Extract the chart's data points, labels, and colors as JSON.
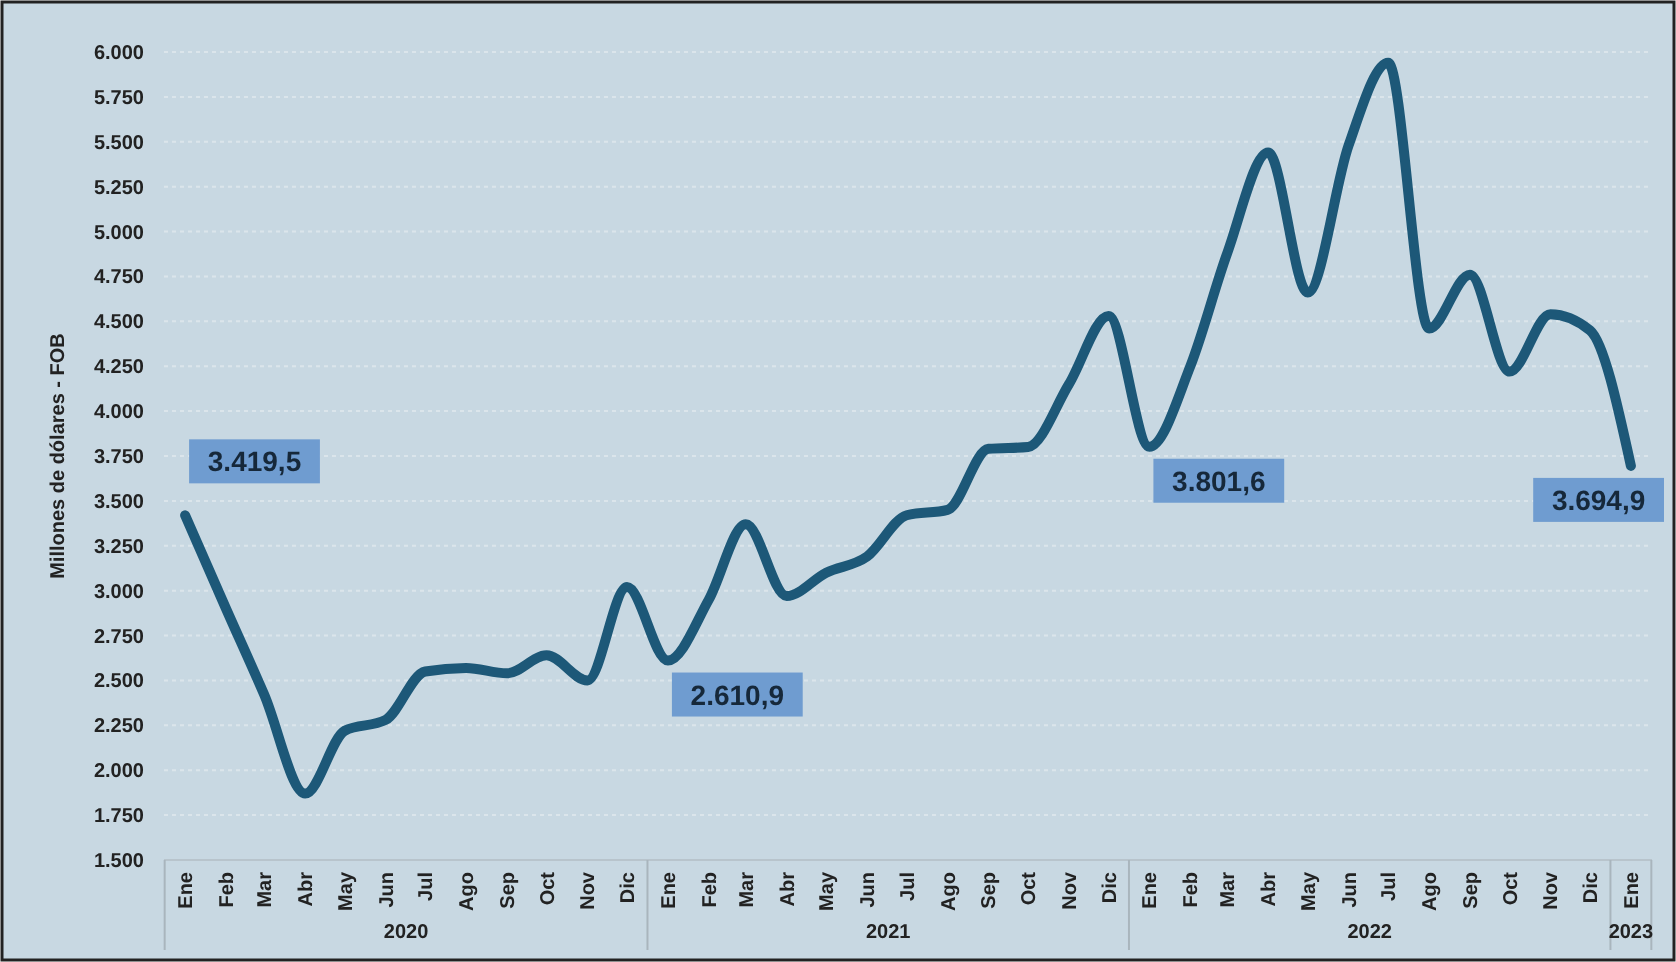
{
  "chart_data": {
    "type": "line",
    "ylabel": "Millones de dólares - FOB",
    "x": [
      "2020-01",
      "2020-02",
      "2020-03",
      "2020-04",
      "2020-05",
      "2020-06",
      "2020-07",
      "2020-08",
      "2020-09",
      "2020-10",
      "2020-11",
      "2020-12",
      "2021-01",
      "2021-02",
      "2021-03",
      "2021-04",
      "2021-05",
      "2021-06",
      "2021-07",
      "2021-08",
      "2021-09",
      "2021-10",
      "2021-11",
      "2021-12",
      "2022-01",
      "2022-02",
      "2022-03",
      "2022-04",
      "2022-05",
      "2022-06",
      "2022-07",
      "2022-08",
      "2022-09",
      "2022-10",
      "2022-11",
      "2022-12",
      "2023-01"
    ],
    "series": [
      {
        "color": "#1d5878",
        "values": [
          3419.5,
          2900,
          2420,
          1870,
          2220,
          2280,
          2550,
          2570,
          2540,
          2640,
          2500,
          3020,
          2610.9,
          2950,
          3370,
          2970,
          3100,
          3190,
          3420,
          3450,
          3790,
          3800,
          4150,
          4530,
          3801.6,
          4250,
          4880,
          5440,
          4660,
          5480,
          5940,
          4460,
          4760,
          4220,
          4540,
          4450,
          3694.9
        ],
        "value_labels": [
          "3.419,5",
          null,
          null,
          null,
          null,
          null,
          null,
          null,
          null,
          null,
          null,
          null,
          "2.610,9",
          null,
          null,
          null,
          null,
          null,
          null,
          null,
          null,
          null,
          null,
          null,
          "3.801,6",
          null,
          null,
          null,
          null,
          null,
          null,
          null,
          null,
          null,
          null,
          null,
          "3.694,9"
        ]
      }
    ],
    "xlim": [
      "2019-12-16",
      "2023-01-17"
    ],
    "xticks": [
      {
        "value": "2020-01",
        "label": "Ene"
      },
      {
        "value": "2020-02",
        "label": "Feb"
      },
      {
        "value": "2020-03",
        "label": "Mar"
      },
      {
        "value": "2020-04",
        "label": "Abr"
      },
      {
        "value": "2020-05",
        "label": "May"
      },
      {
        "value": "2020-06",
        "label": "Jun"
      },
      {
        "value": "2020-07",
        "label": "Jul"
      },
      {
        "value": "2020-08",
        "label": "Ago"
      },
      {
        "value": "2020-09",
        "label": "Sep"
      },
      {
        "value": "2020-10",
        "label": "Oct"
      },
      {
        "value": "2020-11",
        "label": "Nov"
      },
      {
        "value": "2020-12",
        "label": "Dic"
      },
      {
        "value": "2021-01",
        "label": "Ene"
      },
      {
        "value": "2021-02",
        "label": "Feb"
      },
      {
        "value": "2021-03",
        "label": "Mar"
      },
      {
        "value": "2021-04",
        "label": "Abr"
      },
      {
        "value": "2021-05",
        "label": "May"
      },
      {
        "value": "2021-06",
        "label": "Jun"
      },
      {
        "value": "2021-07",
        "label": "Jul"
      },
      {
        "value": "2021-08",
        "label": "Ago"
      },
      {
        "value": "2021-09",
        "label": "Sep"
      },
      {
        "value": "2021-10",
        "label": "Oct"
      },
      {
        "value": "2021-11",
        "label": "Nov"
      },
      {
        "value": "2021-12",
        "label": "Dic"
      },
      {
        "value": "2022-01",
        "label": "Ene"
      },
      {
        "value": "2022-02",
        "label": "Feb"
      },
      {
        "value": "2022-03",
        "label": "Mar"
      },
      {
        "value": "2022-04",
        "label": "Abr"
      },
      {
        "value": "2022-05",
        "label": "May"
      },
      {
        "value": "2022-06",
        "label": "Jun"
      },
      {
        "value": "2022-07",
        "label": "Jul"
      },
      {
        "value": "2022-08",
        "label": "Ago"
      },
      {
        "value": "2022-09",
        "label": "Sep"
      },
      {
        "value": "2022-10",
        "label": "Oct"
      },
      {
        "value": "2022-11",
        "label": "Nov"
      },
      {
        "value": "2022-12",
        "label": "Dic"
      },
      {
        "value": "2023-01",
        "label": "Ene"
      }
    ],
    "ylim": [
      1500,
      6000
    ],
    "yticks": [
      {
        "value": 1500,
        "label": "1.500"
      },
      {
        "value": 1750,
        "label": "1.750"
      },
      {
        "value": 2000,
        "label": "2.000"
      },
      {
        "value": 2250,
        "label": "2.250"
      },
      {
        "value": 2500,
        "label": "2.500"
      },
      {
        "value": 2750,
        "label": "2.750"
      },
      {
        "value": 3000,
        "label": "3.000"
      },
      {
        "value": 3250,
        "label": "3.250"
      },
      {
        "value": 3500,
        "label": "3.500"
      },
      {
        "value": 3750,
        "label": "3.750"
      },
      {
        "value": 4000,
        "label": "4.000"
      },
      {
        "value": 4250,
        "label": "4.250"
      },
      {
        "value": 4500,
        "label": "4.500"
      },
      {
        "value": 4750,
        "label": "4.750"
      },
      {
        "value": 5000,
        "label": "5.000"
      },
      {
        "value": 5250,
        "label": "5.250"
      },
      {
        "value": 5500,
        "label": "5.500"
      },
      {
        "value": 5750,
        "label": "5.750"
      },
      {
        "value": 6000,
        "label": "6.000"
      }
    ],
    "annotations": [
      "2020",
      "2021",
      "2022",
      "2023"
    ],
    "grid": "y",
    "marker": "none",
    "line_style": "solid"
  }
}
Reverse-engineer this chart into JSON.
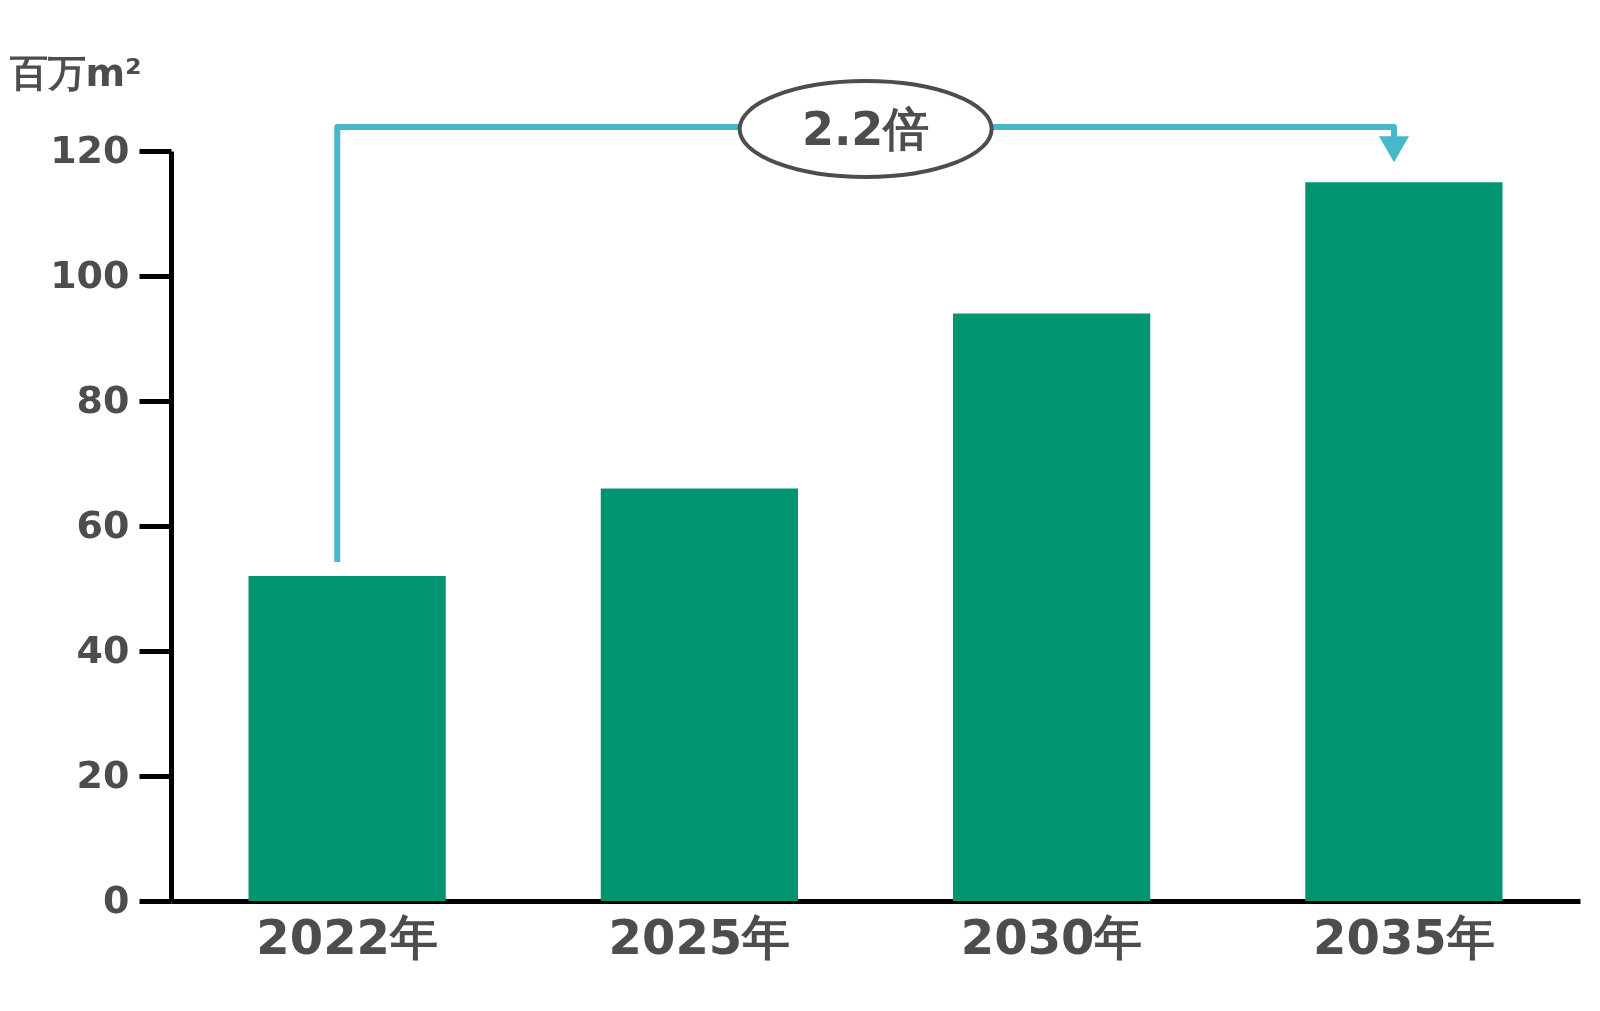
{
  "chart_data": {
    "type": "bar",
    "ylabel": "百万m²",
    "categories": [
      "2022年",
      "2025年",
      "2030年",
      "2035年"
    ],
    "values": [
      52,
      66,
      94,
      115
    ],
    "color": "#009473",
    "ylim": [
      0,
      120
    ],
    "yticks": [
      0,
      20,
      40,
      60,
      80,
      100,
      120
    ],
    "grid": false,
    "annotations": [
      "2.2倍"
    ]
  }
}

◇ ◇ ◇ ◇ ◇ ◇ ◇

▶ [Stated exercise]: Leave out the pictures and copy everything else in the records word for word.

▶ [Correct response]:
Extract the chart's data points, labels, and colors as JSON.
{
  "chart_data": {
    "type": "line",
    "ylabel": "Millones de dólares - FOB",
    "x": [
      "2020-01",
      "2020-02",
      "2020-03",
      "2020-04",
      "2020-05",
      "2020-06",
      "2020-07",
      "2020-08",
      "2020-09",
      "2020-10",
      "2020-11",
      "2020-12",
      "2021-01",
      "2021-02",
      "2021-03",
      "2021-04",
      "2021-05",
      "2021-06",
      "2021-07",
      "2021-08",
      "2021-09",
      "2021-10",
      "2021-11",
      "2021-12",
      "2022-01",
      "2022-02",
      "2022-03",
      "2022-04",
      "2022-05",
      "2022-06",
      "2022-07",
      "2022-08",
      "2022-09",
      "2022-10",
      "2022-11",
      "2022-12",
      "2023-01"
    ],
    "series": [
      {
        "color": "#1d5878",
        "values": [
          3419.5,
          2900,
          2420,
          1870,
          2220,
          2280,
          2550,
          2570,
          2540,
          2640,
          2500,
          3020,
          2610.9,
          2950,
          3370,
          2970,
          3100,
          3190,
          3420,
          3450,
          3790,
          3800,
          4150,
          4530,
          3801.6,
          4250,
          4880,
          5440,
          4660,
          5480,
          5940,
          4460,
          4760,
          4220,
          4540,
          4450,
          3694.9
        ],
        "value_labels": [
          "3.419,5",
          null,
          null,
          null,
          null,
          null,
          null,
          null,
          null,
          null,
          null,
          null,
          "2.610,9",
          null,
          null,
          null,
          null,
          null,
          null,
          null,
          null,
          null,
          null,
          null,
          "3.801,6",
          null,
          null,
          null,
          null,
          null,
          null,
          null,
          null,
          null,
          null,
          null,
          "3.694,9"
        ]
      }
    ],
    "xlim": [
      "2019-12-16",
      "2023-01-17"
    ],
    "xticks": [
      {
        "value": "2020-01",
        "label": "Ene"
      },
      {
        "value": "2020-02",
        "label": "Feb"
      },
      {
        "value": "2020-03",
        "label": "Mar"
      },
      {
        "value": "2020-04",
        "label": "Abr"
      },
      {
        "value": "2020-05",
        "label": "May"
      },
      {
        "value": "2020-06",
        "label": "Jun"
      },
      {
        "value": "2020-07",
        "label": "Jul"
      },
      {
        "value": "2020-08",
        "label": "Ago"
      },
      {
        "value": "2020-09",
        "label": "Sep"
      },
      {
        "value": "2020-10",
        "label": "Oct"
      },
      {
        "value": "2020-11",
        "label": "Nov"
      },
      {
        "value": "2020-12",
        "label": "Dic"
      },
      {
        "value": "2021-01",
        "label": "Ene"
      },
      {
        "value": "2021-02",
        "label": "Feb"
      },
      {
        "value": "2021-03",
        "label": "Mar"
      },
      {
        "value": "2021-04",
        "label": "Abr"
      },
      {
        "value": "2021-05",
        "label": "May"
      },
      {
        "value": "2021-06",
        "label": "Jun"
      },
      {
        "value": "2021-07",
        "label": "Jul"
      },
      {
        "value": "2021-08",
        "label": "Ago"
      },
      {
        "value": "2021-09",
        "label": "Sep"
      },
      {
        "value": "2021-10",
        "label": "Oct"
      },
      {
        "value": "2021-11",
        "label": "Nov"
      },
      {
        "value": "2021-12",
        "label": "Dic"
      },
      {
        "value": "2022-01",
        "label": "Ene"
      },
      {
        "value": "2022-02",
        "label": "Feb"
      },
      {
        "value": "2022-03",
        "label": "Mar"
      },
      {
        "value": "2022-04",
        "label": "Abr"
      },
      {
        "value": "2022-05",
        "label": "May"
      },
      {
        "value": "2022-06",
        "label": "Jun"
      },
      {
        "value": "2022-07",
        "label": "Jul"
      },
      {
        "value": "2022-08",
        "label": "Ago"
      },
      {
        "value": "2022-09",
        "label": "Sep"
      },
      {
        "value": "2022-10",
        "label": "Oct"
      },
      {
        "value": "2022-11",
        "label": "Nov"
      },
      {
        "value": "2022-12",
        "label": "Dic"
      },
      {
        "value": "2023-01",
        "label": "Ene"
      }
    ],
    "ylim": [
      1500,
      6000
    ],
    "yticks": [
      {
        "value": 1500,
        "label": "1.500"
      },
      {
        "value": 1750,
        "label": "1.750"
      },
      {
        "value": 2000,
        "label": "2.000"
      },
      {
        "value": 2250,
        "label": "2.250"
      },
      {
        "value": 2500,
        "label": "2.500"
      },
      {
        "value": 2750,
        "label": "2.750"
      },
      {
        "value": 3000,
        "label": "3.000"
      },
      {
        "value": 3250,
        "label": "3.250"
      },
      {
        "value": 3500,
        "label": "3.500"
      },
      {
        "value": 3750,
        "label": "3.750"
      },
      {
        "value": 4000,
        "label": "4.000"
      },
      {
        "value": 4250,
        "label": "4.250"
      },
      {
        "value": 4500,
        "label": "4.500"
      },
      {
        "value": 4750,
        "label": "4.750"
      },
      {
        "value": 5000,
        "label": "5.000"
      },
      {
        "value": 5250,
        "label": "5.250"
      },
      {
        "value": 5500,
        "label": "5.500"
      },
      {
        "value": 5750,
        "label": "5.750"
      },
      {
        "value": 6000,
        "label": "6.000"
      }
    ],
    "annotations": [
      "2020",
      "2021",
      "2022",
      "2023"
    ],
    "grid": "y",
    "marker": "none",
    "line_style": "solid"
  }
}
Reverse-engineer this chart into JSON.
{
  "chart_data": {
    "type": "bar",
    "ylabel": "百万m²",
    "categories": [
      "2022年",
      "2025年",
      "2030年",
      "2035年"
    ],
    "values": [
      52,
      66,
      94,
      115
    ],
    "color": "#009473",
    "ylim": [
      0,
      120
    ],
    "yticks": [
      0,
      20,
      40,
      60,
      80,
      100,
      120
    ],
    "grid": false,
    "annotations": [
      "2.2倍"
    ]
  }
}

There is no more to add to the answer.